Problem details:
Could you copy every line from the material below in which "name" appears?

Listing:
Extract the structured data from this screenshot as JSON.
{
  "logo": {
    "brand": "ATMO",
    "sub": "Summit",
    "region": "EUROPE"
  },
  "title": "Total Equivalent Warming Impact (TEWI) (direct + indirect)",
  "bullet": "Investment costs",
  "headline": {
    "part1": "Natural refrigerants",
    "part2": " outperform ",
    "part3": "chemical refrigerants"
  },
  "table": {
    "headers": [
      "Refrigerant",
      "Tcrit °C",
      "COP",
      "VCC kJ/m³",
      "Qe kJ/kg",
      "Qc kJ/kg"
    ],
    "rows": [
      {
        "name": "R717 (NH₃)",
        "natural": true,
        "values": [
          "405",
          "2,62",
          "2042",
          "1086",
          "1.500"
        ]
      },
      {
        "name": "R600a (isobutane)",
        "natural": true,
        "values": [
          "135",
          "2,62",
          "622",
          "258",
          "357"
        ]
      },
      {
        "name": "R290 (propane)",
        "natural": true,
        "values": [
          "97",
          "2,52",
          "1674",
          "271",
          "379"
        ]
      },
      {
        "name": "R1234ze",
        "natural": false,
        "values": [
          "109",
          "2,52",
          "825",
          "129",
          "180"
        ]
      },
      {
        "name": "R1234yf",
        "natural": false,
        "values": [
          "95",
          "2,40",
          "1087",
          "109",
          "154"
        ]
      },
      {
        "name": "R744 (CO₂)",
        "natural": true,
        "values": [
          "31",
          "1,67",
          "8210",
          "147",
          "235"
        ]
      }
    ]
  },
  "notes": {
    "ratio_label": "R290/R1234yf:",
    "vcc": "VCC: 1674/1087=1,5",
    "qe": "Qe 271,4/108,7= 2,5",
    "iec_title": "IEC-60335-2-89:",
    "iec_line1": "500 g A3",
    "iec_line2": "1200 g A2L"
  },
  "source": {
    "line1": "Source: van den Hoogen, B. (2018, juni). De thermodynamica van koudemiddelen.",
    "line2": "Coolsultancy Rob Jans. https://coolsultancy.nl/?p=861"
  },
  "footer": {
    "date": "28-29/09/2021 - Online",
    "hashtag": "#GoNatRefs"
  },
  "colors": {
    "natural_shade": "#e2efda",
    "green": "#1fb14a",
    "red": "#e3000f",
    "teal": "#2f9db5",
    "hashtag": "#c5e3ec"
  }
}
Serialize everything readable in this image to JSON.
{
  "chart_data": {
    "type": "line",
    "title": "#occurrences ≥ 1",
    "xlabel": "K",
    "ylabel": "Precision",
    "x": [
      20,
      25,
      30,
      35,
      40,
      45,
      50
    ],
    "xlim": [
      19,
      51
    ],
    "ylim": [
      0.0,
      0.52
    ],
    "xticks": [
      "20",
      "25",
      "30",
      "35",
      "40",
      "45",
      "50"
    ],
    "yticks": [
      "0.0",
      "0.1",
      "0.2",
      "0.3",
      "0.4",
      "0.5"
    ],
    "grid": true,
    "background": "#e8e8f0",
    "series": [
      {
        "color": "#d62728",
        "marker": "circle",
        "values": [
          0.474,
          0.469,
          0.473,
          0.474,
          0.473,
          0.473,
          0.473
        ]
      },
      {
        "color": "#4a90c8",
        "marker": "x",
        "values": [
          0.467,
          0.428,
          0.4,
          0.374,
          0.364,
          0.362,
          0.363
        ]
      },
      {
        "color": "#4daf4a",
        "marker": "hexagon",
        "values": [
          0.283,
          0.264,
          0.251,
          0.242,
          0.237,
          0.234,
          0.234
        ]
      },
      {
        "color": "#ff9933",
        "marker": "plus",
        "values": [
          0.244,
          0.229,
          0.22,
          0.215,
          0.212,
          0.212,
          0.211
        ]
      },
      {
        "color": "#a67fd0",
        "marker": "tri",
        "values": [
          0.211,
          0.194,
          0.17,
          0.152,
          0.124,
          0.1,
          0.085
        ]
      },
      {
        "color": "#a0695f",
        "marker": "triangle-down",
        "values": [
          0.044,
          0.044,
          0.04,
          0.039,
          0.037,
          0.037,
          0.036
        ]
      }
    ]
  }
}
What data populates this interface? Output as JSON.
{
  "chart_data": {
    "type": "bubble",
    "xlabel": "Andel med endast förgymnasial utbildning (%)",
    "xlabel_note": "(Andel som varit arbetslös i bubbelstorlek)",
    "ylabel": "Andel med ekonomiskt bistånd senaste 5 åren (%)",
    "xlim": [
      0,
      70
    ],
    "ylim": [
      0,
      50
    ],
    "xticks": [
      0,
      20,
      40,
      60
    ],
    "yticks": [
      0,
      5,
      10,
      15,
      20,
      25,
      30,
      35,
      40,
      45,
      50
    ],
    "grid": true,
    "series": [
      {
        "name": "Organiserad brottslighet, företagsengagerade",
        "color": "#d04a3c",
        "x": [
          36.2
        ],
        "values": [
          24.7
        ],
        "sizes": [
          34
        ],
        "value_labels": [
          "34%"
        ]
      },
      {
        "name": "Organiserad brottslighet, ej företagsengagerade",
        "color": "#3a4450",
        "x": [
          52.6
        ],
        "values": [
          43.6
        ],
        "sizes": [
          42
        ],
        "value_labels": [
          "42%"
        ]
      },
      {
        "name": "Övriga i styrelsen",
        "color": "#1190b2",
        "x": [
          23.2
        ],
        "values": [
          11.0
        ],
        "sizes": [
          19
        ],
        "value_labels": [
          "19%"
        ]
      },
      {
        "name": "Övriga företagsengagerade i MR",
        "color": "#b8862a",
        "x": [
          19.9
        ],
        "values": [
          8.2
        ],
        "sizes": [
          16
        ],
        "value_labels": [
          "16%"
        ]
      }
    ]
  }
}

Expected answer:
        "name": "R717 (NH₃)",
        "name": "R600a (isobutane)",
        "name": "R290 (propane)",
        "name": "R1234ze",
        "name": "R1234yf",
        "name": "R744 (CO₂)",
        "name": "Organiserad brottslighet, företagsengagerade",
        "name": "Organiserad brottslighet, ej företagsengagerade",
        "name": "Övriga i styrelsen",
        "name": "Övriga företagsengagerade i MR",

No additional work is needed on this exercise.